TASK DIRECTIONS — Search the records for the word "zapnutý" and pick out every line that has it.

——

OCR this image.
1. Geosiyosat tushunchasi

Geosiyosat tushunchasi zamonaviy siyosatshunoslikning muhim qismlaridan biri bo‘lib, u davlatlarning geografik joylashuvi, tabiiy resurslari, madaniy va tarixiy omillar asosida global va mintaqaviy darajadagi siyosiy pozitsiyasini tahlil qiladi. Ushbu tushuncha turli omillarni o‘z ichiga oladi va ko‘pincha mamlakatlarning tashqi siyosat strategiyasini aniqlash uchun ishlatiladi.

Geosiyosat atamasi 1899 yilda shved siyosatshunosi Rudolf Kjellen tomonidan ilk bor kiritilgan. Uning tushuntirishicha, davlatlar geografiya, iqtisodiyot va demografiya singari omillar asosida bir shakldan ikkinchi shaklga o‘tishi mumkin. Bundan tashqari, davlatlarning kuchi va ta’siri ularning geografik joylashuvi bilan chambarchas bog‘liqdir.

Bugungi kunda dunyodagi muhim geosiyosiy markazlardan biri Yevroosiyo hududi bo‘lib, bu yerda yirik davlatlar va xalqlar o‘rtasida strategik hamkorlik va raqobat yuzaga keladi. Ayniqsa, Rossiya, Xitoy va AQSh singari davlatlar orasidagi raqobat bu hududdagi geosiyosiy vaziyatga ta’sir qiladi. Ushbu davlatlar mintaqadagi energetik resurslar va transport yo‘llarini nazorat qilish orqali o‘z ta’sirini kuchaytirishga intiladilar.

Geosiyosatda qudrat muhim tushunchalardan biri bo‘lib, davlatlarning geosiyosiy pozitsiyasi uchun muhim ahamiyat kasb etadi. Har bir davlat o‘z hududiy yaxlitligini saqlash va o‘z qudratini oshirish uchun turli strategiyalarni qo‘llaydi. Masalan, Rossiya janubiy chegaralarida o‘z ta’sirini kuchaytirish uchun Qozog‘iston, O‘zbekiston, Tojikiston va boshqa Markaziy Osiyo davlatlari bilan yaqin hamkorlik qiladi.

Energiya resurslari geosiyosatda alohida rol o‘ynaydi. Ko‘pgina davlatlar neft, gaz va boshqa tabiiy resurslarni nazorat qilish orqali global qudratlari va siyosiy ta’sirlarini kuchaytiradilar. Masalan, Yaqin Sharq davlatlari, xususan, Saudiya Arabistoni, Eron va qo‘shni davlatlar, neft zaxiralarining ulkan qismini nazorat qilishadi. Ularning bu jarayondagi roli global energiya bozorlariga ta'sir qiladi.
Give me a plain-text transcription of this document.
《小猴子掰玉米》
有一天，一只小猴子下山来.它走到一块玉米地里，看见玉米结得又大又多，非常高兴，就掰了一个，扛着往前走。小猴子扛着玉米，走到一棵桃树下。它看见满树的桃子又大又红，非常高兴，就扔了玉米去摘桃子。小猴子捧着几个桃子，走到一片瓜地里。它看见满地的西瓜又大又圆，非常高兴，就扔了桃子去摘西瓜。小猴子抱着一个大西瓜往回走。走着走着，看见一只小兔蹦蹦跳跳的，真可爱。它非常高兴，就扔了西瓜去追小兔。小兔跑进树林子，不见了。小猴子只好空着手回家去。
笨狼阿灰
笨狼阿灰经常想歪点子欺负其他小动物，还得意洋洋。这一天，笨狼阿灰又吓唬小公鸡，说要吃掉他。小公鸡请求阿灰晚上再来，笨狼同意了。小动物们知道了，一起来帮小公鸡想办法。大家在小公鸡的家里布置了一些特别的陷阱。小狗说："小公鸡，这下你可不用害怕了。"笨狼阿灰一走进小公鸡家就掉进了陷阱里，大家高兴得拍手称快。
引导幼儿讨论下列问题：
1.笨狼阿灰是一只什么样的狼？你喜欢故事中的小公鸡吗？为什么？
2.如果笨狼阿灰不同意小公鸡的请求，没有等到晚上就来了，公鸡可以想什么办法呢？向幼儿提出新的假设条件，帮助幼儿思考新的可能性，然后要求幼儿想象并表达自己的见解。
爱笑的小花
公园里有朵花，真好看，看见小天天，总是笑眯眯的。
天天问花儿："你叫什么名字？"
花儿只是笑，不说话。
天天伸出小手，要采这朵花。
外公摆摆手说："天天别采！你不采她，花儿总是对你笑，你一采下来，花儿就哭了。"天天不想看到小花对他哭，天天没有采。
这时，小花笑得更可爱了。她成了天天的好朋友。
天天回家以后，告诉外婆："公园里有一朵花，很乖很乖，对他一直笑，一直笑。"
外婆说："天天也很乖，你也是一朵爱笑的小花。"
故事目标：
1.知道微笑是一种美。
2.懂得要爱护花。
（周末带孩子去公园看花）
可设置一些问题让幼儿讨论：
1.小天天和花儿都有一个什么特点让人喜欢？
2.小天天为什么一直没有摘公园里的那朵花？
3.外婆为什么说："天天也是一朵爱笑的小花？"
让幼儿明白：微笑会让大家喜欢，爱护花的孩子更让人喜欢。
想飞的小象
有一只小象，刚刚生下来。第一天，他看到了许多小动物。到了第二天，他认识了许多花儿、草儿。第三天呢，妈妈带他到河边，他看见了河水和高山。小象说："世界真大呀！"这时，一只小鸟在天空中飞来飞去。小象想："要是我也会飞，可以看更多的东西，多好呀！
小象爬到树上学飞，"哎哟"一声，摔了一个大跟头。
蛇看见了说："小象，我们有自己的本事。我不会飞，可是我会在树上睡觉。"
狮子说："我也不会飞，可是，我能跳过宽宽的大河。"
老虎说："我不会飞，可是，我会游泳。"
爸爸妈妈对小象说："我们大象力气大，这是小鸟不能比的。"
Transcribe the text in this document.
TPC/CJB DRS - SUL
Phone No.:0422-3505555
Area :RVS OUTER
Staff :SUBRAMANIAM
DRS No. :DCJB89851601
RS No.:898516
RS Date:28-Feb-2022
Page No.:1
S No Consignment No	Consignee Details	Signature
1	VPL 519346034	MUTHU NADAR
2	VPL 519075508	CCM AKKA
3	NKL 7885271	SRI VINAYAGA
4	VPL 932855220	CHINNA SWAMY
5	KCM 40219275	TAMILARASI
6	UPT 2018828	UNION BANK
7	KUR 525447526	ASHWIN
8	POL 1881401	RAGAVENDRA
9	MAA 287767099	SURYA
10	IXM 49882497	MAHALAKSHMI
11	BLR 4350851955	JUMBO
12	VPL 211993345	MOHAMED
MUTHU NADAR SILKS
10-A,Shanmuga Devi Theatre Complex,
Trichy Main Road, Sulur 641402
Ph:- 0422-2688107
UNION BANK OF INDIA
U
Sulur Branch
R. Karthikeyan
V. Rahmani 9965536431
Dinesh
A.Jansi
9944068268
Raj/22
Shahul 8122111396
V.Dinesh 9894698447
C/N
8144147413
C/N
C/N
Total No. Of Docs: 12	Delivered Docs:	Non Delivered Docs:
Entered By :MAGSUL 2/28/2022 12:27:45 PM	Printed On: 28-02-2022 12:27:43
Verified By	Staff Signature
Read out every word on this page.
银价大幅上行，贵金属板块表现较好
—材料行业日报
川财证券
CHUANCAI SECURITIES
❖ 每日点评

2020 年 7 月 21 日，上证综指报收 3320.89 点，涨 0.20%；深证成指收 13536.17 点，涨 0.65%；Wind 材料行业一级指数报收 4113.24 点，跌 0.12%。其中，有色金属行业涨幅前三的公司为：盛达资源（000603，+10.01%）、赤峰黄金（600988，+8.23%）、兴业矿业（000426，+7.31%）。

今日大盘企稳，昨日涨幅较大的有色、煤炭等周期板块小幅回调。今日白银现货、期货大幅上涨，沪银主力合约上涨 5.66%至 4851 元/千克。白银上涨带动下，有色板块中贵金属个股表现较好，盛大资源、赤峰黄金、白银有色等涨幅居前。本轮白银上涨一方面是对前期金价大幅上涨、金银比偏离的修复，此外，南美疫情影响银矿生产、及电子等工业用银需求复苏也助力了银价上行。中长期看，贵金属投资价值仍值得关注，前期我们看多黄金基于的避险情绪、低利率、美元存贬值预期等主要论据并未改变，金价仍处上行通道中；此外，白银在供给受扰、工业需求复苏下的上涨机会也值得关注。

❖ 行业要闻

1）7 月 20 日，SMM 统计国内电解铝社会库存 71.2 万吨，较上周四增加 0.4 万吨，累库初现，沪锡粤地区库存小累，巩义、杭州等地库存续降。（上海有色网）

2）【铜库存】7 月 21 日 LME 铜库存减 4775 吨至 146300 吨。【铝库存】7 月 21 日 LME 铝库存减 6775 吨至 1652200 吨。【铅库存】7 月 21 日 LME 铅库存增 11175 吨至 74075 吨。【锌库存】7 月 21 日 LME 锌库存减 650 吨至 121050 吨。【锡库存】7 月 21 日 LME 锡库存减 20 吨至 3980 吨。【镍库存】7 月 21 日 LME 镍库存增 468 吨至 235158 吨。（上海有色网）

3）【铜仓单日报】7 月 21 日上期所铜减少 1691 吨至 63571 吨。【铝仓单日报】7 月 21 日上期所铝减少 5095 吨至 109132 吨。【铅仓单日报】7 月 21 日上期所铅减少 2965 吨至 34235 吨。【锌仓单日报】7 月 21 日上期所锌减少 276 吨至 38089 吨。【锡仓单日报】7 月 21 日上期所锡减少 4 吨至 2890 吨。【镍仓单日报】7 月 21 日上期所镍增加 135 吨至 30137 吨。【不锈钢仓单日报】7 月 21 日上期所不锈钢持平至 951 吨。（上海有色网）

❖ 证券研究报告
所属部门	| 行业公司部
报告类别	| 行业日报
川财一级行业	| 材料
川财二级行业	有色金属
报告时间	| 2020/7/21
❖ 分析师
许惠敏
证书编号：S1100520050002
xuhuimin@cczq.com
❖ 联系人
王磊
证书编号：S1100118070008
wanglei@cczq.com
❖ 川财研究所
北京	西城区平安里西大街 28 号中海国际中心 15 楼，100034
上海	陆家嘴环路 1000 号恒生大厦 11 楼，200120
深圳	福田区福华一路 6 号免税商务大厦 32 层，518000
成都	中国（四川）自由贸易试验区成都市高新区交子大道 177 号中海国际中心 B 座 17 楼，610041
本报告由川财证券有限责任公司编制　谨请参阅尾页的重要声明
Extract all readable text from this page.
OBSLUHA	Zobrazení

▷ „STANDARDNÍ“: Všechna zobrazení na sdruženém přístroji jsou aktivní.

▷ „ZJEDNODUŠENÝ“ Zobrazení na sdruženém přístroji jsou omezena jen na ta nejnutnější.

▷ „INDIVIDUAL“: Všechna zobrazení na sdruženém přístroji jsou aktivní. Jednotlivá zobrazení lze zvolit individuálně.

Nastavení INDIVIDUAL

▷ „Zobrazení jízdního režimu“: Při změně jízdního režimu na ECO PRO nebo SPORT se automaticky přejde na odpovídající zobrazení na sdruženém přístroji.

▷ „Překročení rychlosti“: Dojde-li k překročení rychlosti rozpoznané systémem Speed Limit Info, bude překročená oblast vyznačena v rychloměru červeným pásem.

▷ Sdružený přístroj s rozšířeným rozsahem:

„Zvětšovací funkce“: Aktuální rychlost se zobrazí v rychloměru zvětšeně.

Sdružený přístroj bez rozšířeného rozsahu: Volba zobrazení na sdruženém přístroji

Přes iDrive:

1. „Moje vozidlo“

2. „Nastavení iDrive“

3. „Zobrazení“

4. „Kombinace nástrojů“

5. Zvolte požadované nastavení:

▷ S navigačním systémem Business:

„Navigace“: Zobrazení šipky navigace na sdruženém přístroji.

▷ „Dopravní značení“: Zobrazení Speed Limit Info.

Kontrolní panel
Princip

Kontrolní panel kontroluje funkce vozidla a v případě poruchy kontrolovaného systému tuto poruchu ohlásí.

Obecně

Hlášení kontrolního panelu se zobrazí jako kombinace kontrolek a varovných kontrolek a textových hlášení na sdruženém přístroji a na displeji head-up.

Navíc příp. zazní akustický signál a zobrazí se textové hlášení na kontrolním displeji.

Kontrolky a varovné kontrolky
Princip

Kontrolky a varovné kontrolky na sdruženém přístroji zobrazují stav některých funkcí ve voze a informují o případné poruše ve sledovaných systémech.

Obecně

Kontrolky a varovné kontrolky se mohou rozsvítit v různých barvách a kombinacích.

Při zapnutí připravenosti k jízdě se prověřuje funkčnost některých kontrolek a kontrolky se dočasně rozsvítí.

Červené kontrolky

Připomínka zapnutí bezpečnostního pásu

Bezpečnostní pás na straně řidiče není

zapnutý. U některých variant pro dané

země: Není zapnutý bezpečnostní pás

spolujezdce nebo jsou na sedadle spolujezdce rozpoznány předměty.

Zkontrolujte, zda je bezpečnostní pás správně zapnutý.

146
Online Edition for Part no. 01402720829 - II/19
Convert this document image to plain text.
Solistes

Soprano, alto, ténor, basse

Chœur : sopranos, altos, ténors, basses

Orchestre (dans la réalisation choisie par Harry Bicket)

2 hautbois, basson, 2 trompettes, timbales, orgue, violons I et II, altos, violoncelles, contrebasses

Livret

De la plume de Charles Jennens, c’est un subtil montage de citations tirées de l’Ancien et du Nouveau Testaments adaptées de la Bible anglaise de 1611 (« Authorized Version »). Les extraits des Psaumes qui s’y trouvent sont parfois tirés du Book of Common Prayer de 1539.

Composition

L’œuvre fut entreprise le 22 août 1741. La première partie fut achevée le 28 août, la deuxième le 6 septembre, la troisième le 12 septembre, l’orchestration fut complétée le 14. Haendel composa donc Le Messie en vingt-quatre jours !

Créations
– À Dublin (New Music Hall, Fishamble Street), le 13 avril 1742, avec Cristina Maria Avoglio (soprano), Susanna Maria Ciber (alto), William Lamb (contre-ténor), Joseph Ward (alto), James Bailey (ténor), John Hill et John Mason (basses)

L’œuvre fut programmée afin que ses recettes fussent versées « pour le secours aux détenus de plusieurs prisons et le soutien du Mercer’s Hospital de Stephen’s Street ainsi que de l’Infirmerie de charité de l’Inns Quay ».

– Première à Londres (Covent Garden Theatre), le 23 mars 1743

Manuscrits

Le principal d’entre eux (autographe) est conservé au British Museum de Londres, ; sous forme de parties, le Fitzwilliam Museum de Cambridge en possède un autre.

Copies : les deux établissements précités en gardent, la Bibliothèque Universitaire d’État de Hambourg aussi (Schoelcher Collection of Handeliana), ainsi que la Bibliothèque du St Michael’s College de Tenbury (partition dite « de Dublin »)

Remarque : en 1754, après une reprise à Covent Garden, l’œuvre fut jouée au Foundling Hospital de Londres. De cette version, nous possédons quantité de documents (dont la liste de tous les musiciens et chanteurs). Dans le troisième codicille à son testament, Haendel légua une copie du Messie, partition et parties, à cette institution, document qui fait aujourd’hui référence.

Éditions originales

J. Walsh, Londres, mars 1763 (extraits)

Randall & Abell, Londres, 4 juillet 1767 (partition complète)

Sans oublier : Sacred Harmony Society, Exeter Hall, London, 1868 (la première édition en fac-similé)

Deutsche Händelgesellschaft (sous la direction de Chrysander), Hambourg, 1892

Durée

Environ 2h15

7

——

REPLY TO THE TASK —
zapnutý. U některých variant pro dané
země: Není zapnutý bezpečnostní pás
Zkontrolujte, zda je bezpečnostní pás správně zapnutý.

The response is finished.